* **WHAT IS EXPECTED**
Rewrite the lines below, changing each "interactable" to "clickable" and keeping everything else the same. Leave the pictures out.

Extracted data entries

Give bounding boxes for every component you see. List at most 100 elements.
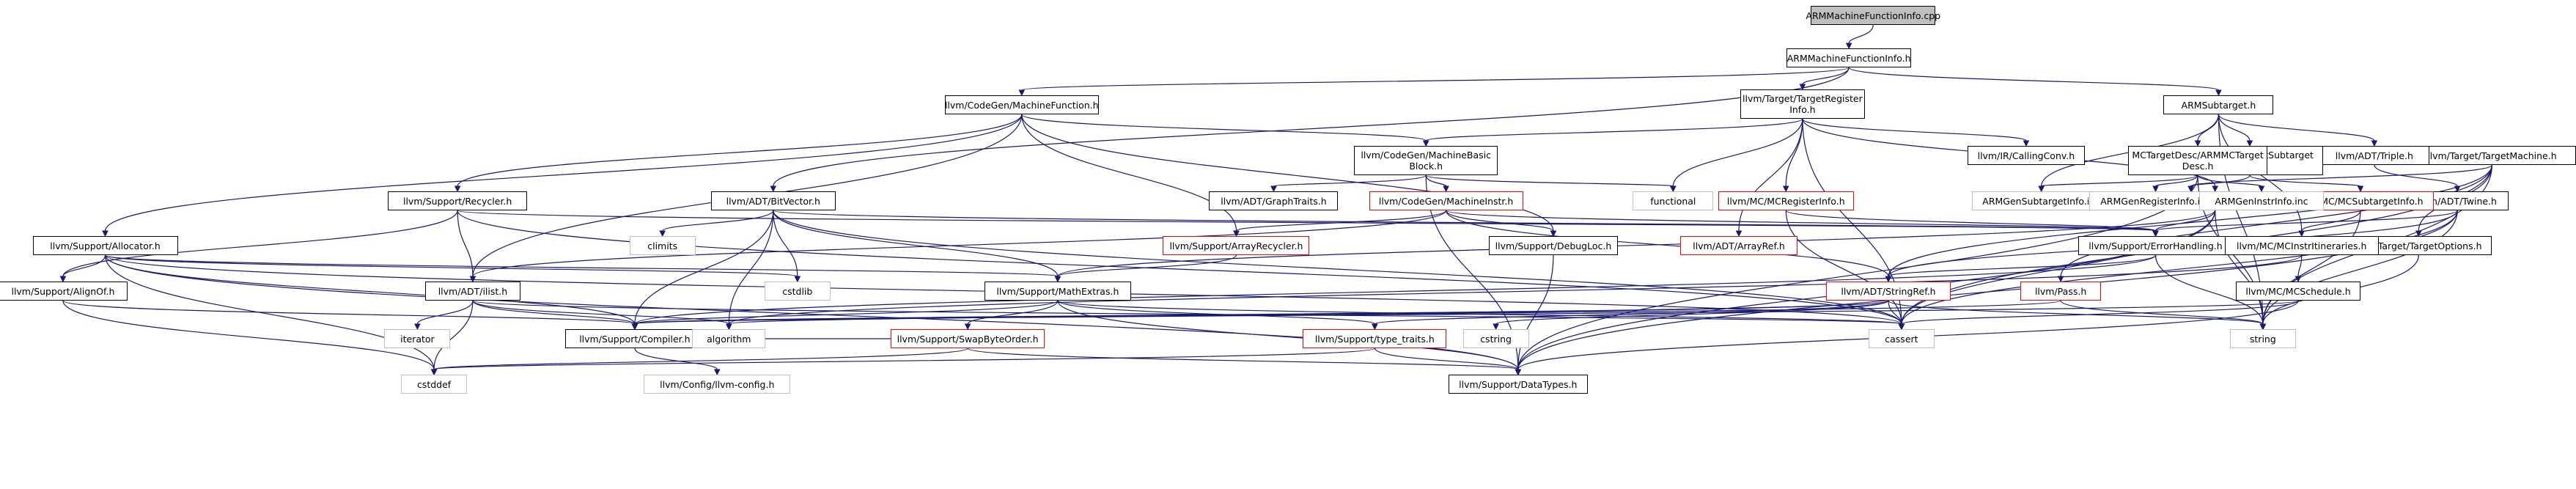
arrowhead-afi_h-subtarget — [2215, 89, 2222, 97]
node-climits[interactable]: climits — [629, 236, 696, 255]
edge-treg-arrayref — [1738, 118, 1803, 232]
node-subtarget[interactable]: ARMSubtarget.h — [2163, 95, 2274, 114]
edge-mbb-functional — [1425, 174, 1674, 187]
edge-stringref-cstring — [1495, 300, 1889, 325]
arrowhead-mf_h-allocator — [102, 230, 108, 238]
edge-recycler-alignof — [62, 210, 458, 277]
node-iterator[interactable]: iterator — [384, 329, 451, 348]
node-mcinstritin[interactable]: llvm/MC/MCInstrItineraries.h — [2224, 236, 2379, 255]
node-ilist[interactable]: llvm/ADT/ilist.h — [424, 282, 520, 301]
edge-allocator-cstdlib — [104, 254, 798, 277]
edge-mctarget-datatypes — [1517, 174, 2198, 370]
node-cstddef[interactable]: cstddef — [401, 375, 468, 394]
node-afi-h[interactable]: ARMMachineFunctionInfo.h — [1786, 48, 1912, 67]
arrowhead-targetoptions-string — [2259, 323, 2267, 331]
node-algorithm[interactable]: algorithm — [692, 329, 766, 348]
arrowhead-machineinstr-debugloc — [1550, 230, 1557, 238]
edge-alignof-cstddef — [62, 300, 435, 370]
node-swapbyte[interactable]: llvm/Support/SwapByteOrder.h — [891, 329, 1045, 348]
edge-allocator-alignof — [62, 254, 106, 277]
node-machineinstr[interactable]: llvm/CodeGen/MachineInstr.h — [1369, 191, 1523, 210]
arrowhead-treg-callingconv — [2023, 140, 2030, 147]
edge-stringref-cassert — [1888, 300, 1902, 325]
node-treg[interactable]: llvm/Target/TargetRegister Info.h — [1740, 89, 1865, 119]
node-callingconv[interactable]: llvm/IR/CallingConv.h — [1967, 146, 2085, 165]
arrowhead-triple-twine — [2454, 185, 2461, 193]
edge-mctarget-gensub — [2041, 174, 2198, 187]
edge-mbb-graphtraits — [1273, 174, 1427, 187]
edge-mf_h-arrayrecycler — [1021, 114, 1237, 232]
edge-targetmachine-pass — [2060, 164, 2493, 277]
edge-treg-callingconv — [1802, 118, 2027, 141]
edge-errorhandling-string — [2154, 254, 2264, 325]
edge-mcinstritin-algorithm — [728, 254, 2303, 325]
arrowhead-afi_h-bitvector — [770, 185, 777, 193]
edge-errorhandling-stringref — [1888, 254, 2157, 277]
arrowhead-tsubinfo-mcsubinfo — [2357, 185, 2364, 193]
node-debugloc[interactable]: llvm/Support/DebugLoc.h — [1488, 236, 1618, 255]
edge-twine-string — [2262, 210, 2458, 325]
edge-triple-twine — [2374, 164, 2458, 187]
node-mcreginfo[interactable]: llvm/MC/MCRegisterInfo.h — [1718, 191, 1854, 210]
node-functional[interactable]: functional — [1633, 191, 1714, 210]
node-mf-h[interactable]: llvm/CodeGen/MachineFunction.h — [944, 95, 1099, 114]
edge-mcinstritin-mcschedule — [2297, 254, 2303, 277]
node-mbb[interactable]: llvm/CodeGen/MachineBasic Block.h — [1354, 146, 1498, 175]
arrowhead-stringref-cassert — [1898, 323, 1905, 331]
edge-twine-errorhandling — [2154, 210, 2458, 232]
node-recycler[interactable]: llvm/Support/Recycler.h — [388, 191, 528, 210]
node-llvmconfig[interactable]: llvm/Config/llvm-config.h — [644, 375, 791, 394]
node-cstdlib[interactable]: cstdlib — [764, 282, 831, 301]
edge-swapbyte-datatypes — [967, 348, 1519, 370]
node-stringref[interactable]: llvm/ADT/StringRef.h — [1825, 282, 1951, 301]
node-cpp: ARMMachineFunctionInfo.cpp — [1806, 6, 1940, 25]
arrowhead-mbb-graphtraits — [1270, 185, 1277, 193]
edge-mcsubinfo-mcinstritin — [2301, 210, 2361, 232]
node-datatypes[interactable]: llvm/Support/DataTypes.h — [1448, 375, 1588, 394]
edge-mctarget-geninstr — [2197, 174, 2262, 187]
node-string[interactable]: string — [2229, 329, 2296, 348]
node-cstring[interactable]: cstring — [1462, 329, 1529, 348]
node-gensub[interactable]: ARMGenSubtargetInfo.inc — [1971, 191, 2111, 210]
edge-subtarget-triple — [2218, 114, 2375, 141]
node-compiler[interactable]: llvm/Support/Compiler.h — [564, 329, 704, 348]
edge-stringref-string — [1888, 300, 2264, 325]
arrowhead-targetmachine-pass — [2057, 276, 2064, 283]
node-bitvector[interactable]: llvm/ADT/BitVector.h — [710, 191, 836, 210]
node-alignof[interactable]: llvm/Support/AlignOf.h — [0, 282, 128, 301]
edge-errorhandling-compiler — [634, 254, 2157, 325]
arrowhead-treg-arrayref — [1735, 230, 1743, 238]
arrowhead-stringref-algorithm — [726, 323, 732, 331]
node-cassert[interactable]: cassert — [1868, 329, 1935, 348]
arrowhead-mbb-machineinstr — [1443, 185, 1449, 193]
node-triple[interactable]: llvm/ADT/Triple.h — [2319, 146, 2429, 165]
node-mctarget[interactable]: MCTargetDesc/ARMMCTarget Desc.h — [2128, 146, 2268, 175]
edge-ilist-iterator — [416, 300, 474, 325]
edge-mathextras-compiler — [634, 300, 1059, 325]
node-typetraits[interactable]: llvm/Support/type_traits.h — [1303, 329, 1447, 348]
arrowhead-treg-mbb — [1422, 140, 1429, 147]
node-mathextras[interactable]: llvm/Support/MathExtras.h — [984, 282, 1131, 301]
node-graphtraits[interactable]: llvm/ADT/GraphTraits.h — [1209, 191, 1339, 210]
edge-treg-functional — [1672, 118, 1803, 187]
node-arrayref[interactable]: llvm/ADT/ArrayRef.h — [1680, 236, 1798, 255]
arrowhead-mf_h-recycler — [454, 185, 461, 193]
node-allocator[interactable]: llvm/Support/Allocator.h — [32, 236, 178, 255]
node-targetmachine[interactable]: llvm/Target/TargetMachine.h — [2407, 146, 2576, 165]
arrowhead-mctarget-gensub — [2038, 185, 2045, 193]
node-pass[interactable]: llvm/Pass.h — [2020, 282, 2102, 301]
edge-ilist-cstddef — [433, 300, 474, 370]
edge-mctarget-genreg — [2154, 174, 2198, 187]
node-arrayrecycler[interactable]: llvm/Support/ArrayRecycler.h — [1163, 236, 1310, 255]
arrowhead-mathextras-swapbyte — [964, 323, 971, 331]
arrowhead-typetraits-cstddef — [430, 369, 438, 376]
node-mcschedule[interactable]: llvm/MC/MCSchedule.h — [2236, 282, 2360, 301]
edge-valuetypes-mathextras — [1057, 210, 2216, 277]
edge-bitvector-cassert — [773, 210, 1902, 325]
edge-arrayrecycler-mathextras — [1057, 254, 1237, 277]
node-geninstr[interactable]: ARMGenInstrInfo.inc — [2198, 191, 2324, 210]
edge-subtarget-tsubinfo — [2218, 114, 2251, 141]
node-errorhandling[interactable]: llvm/Support/ErrorHandling.h — [2078, 236, 2233, 255]
arrowhead-mcinstritin-mcschedule — [2295, 276, 2302, 283]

* **COMPLETE OUTPUT**
Give bounding boxes for every component you see. List at most 100 elements.
arrowhead-afi_h-subtarget — [2215, 89, 2222, 97]
node-climits[clickable]: climits — [629, 236, 696, 255]
edge-treg-arrayref — [1738, 118, 1803, 232]
node-subtarget[clickable]: ARMSubtarget.h — [2163, 95, 2274, 114]
edge-mbb-functional — [1425, 174, 1674, 187]
edge-stringref-cstring — [1495, 300, 1889, 325]
arrowhead-mf_h-allocator — [102, 230, 108, 238]
edge-recycler-alignof — [62, 210, 458, 277]
node-iterator[clickable]: iterator — [384, 329, 451, 348]
node-mcinstritin[clickable]: llvm/MC/MCInstrItineraries.h — [2224, 236, 2379, 255]
node-ilist[clickable]: llvm/ADT/ilist.h — [424, 282, 520, 301]
edge-allocator-cstdlib — [104, 254, 798, 277]
edge-mctarget-datatypes — [1517, 174, 2198, 370]
node-cstddef[clickable]: cstddef — [401, 375, 468, 394]
node-afi-h[clickable]: ARMMachineFunctionInfo.h — [1786, 48, 1912, 67]
arrowhead-targetoptions-string — [2259, 323, 2267, 331]
node-algorithm[clickable]: algorithm — [692, 329, 766, 348]
arrowhead-machineinstr-debugloc — [1550, 230, 1557, 238]
edge-alignof-cstddef — [62, 300, 435, 370]
node-swapbyte[clickable]: llvm/Support/SwapByteOrder.h — [891, 329, 1045, 348]
edge-allocator-alignof — [62, 254, 106, 277]
node-machineinstr[clickable]: llvm/CodeGen/MachineInstr.h — [1369, 191, 1523, 210]
arrowhead-treg-callingconv — [2023, 140, 2030, 147]
edge-stringref-cassert — [1888, 300, 1902, 325]
node-treg[clickable]: llvm/Target/TargetRegister Info.h — [1740, 89, 1865, 119]
node-callingconv[clickable]: llvm/IR/CallingConv.h — [1967, 146, 2085, 165]
arrowhead-triple-twine — [2454, 185, 2461, 193]
edge-mctarget-gensub — [2041, 174, 2198, 187]
edge-mbb-graphtraits — [1273, 174, 1427, 187]
edge-mf_h-arrayrecycler — [1021, 114, 1237, 232]
edge-targetmachine-pass — [2060, 164, 2493, 277]
edge-treg-callingconv — [1802, 118, 2027, 141]
edge-errorhandling-string — [2154, 254, 2264, 325]
edge-mcinstritin-algorithm — [728, 254, 2303, 325]
arrowhead-afi_h-bitvector — [770, 185, 777, 193]
edge-errorhandling-stringref — [1888, 254, 2157, 277]
arrowhead-tsubinfo-mcsubinfo — [2357, 185, 2364, 193]
node-debugloc[clickable]: llvm/Support/DebugLoc.h — [1488, 236, 1618, 255]
edge-twine-string — [2262, 210, 2458, 325]
edge-triple-twine — [2374, 164, 2458, 187]
node-mcreginfo[clickable]: llvm/MC/MCRegisterInfo.h — [1718, 191, 1854, 210]
node-functional[clickable]: functional — [1633, 191, 1714, 210]
node-mf-h[clickable]: llvm/CodeGen/MachineFunction.h — [944, 95, 1099, 114]
edge-mcinstritin-mcschedule — [2297, 254, 2303, 277]
node-mbb[clickable]: llvm/CodeGen/MachineBasic Block.h — [1354, 146, 1498, 175]
arrowhead-stringref-cassert — [1898, 323, 1905, 331]
edge-twine-errorhandling — [2154, 210, 2458, 232]
node-recycler[clickable]: llvm/Support/Recycler.h — [388, 191, 528, 210]
node-llvmconfig[clickable]: llvm/Config/llvm-config.h — [644, 375, 791, 394]
node-cstdlib[clickable]: cstdlib — [764, 282, 831, 301]
edge-swapbyte-datatypes — [967, 348, 1519, 370]
node-stringref[clickable]: llvm/ADT/StringRef.h — [1825, 282, 1951, 301]
node-cpp: ARMMachineFunctionInfo.cpp — [1806, 6, 1940, 25]
arrowhead-mbb-graphtraits — [1270, 185, 1277, 193]
edge-mcsubinfo-mcinstritin — [2301, 210, 2361, 232]
node-datatypes[clickable]: llvm/Support/DataTypes.h — [1448, 375, 1588, 394]
edge-mctarget-geninstr — [2197, 174, 2262, 187]
node-string[clickable]: string — [2229, 329, 2296, 348]
node-cstring[clickable]: cstring — [1462, 329, 1529, 348]
node-gensub[clickable]: ARMGenSubtargetInfo.inc — [1971, 191, 2111, 210]
edge-subtarget-triple — [2218, 114, 2375, 141]
node-compiler[clickable]: llvm/Support/Compiler.h — [564, 329, 704, 348]
edge-stringref-string — [1888, 300, 2264, 325]
arrowhead-targetmachine-pass — [2057, 276, 2064, 283]
node-bitvector[clickable]: llvm/ADT/BitVector.h — [710, 191, 836, 210]
node-alignof[clickable]: llvm/Support/AlignOf.h — [0, 282, 128, 301]
edge-errorhandling-compiler — [634, 254, 2157, 325]
arrowhead-treg-arrayref — [1735, 230, 1743, 238]
arrowhead-stringref-algorithm — [726, 323, 732, 331]
node-cassert[clickable]: cassert — [1868, 329, 1935, 348]
arrowhead-mbb-machineinstr — [1443, 185, 1449, 193]
node-triple[clickable]: llvm/ADT/Triple.h — [2319, 146, 2429, 165]
node-mctarget[clickable]: MCTargetDesc/ARMMCTarget Desc.h — [2128, 146, 2268, 175]
edge-ilist-iterator — [416, 300, 474, 325]
edge-mathextras-compiler — [634, 300, 1059, 325]
node-typetraits[clickable]: llvm/Support/type_traits.h — [1303, 329, 1447, 348]
arrowhead-treg-mbb — [1422, 140, 1429, 147]
node-mathextras[clickable]: llvm/Support/MathExtras.h — [984, 282, 1131, 301]
node-graphtraits[clickable]: llvm/ADT/GraphTraits.h — [1209, 191, 1339, 210]
edge-treg-functional — [1672, 118, 1803, 187]
node-arrayref[clickable]: llvm/ADT/ArrayRef.h — [1680, 236, 1798, 255]
arrowhead-mf_h-recycler — [454, 185, 461, 193]
node-allocator[clickable]: llvm/Support/Allocator.h — [32, 236, 178, 255]
node-targetmachine[clickable]: llvm/Target/TargetMachine.h — [2407, 146, 2576, 165]
arrowhead-mctarget-gensub — [2038, 185, 2045, 193]
node-pass[clickable]: llvm/Pass.h — [2020, 282, 2102, 301]
edge-ilist-cstddef — [433, 300, 474, 370]
edge-mctarget-genreg — [2154, 174, 2198, 187]
node-arrayrecycler[clickable]: llvm/Support/ArrayRecycler.h — [1163, 236, 1310, 255]
arrowhead-mathextras-swapbyte — [964, 323, 971, 331]
arrowhead-typetraits-cstddef — [430, 369, 438, 376]
node-mcschedule[clickable]: llvm/MC/MCSchedule.h — [2236, 282, 2360, 301]
edge-valuetypes-mathextras — [1057, 210, 2216, 277]
edge-bitvector-cassert — [773, 210, 1902, 325]
edge-arrayrecycler-mathextras — [1057, 254, 1237, 277]
node-geninstr[clickable]: ARMGenInstrInfo.inc — [2198, 191, 2324, 210]
edge-subtarget-tsubinfo — [2218, 114, 2251, 141]
node-errorhandling[clickable]: llvm/Support/ErrorHandling.h — [2078, 236, 2233, 255]
arrowhead-mcinstritin-mcschedule — [2295, 276, 2302, 283]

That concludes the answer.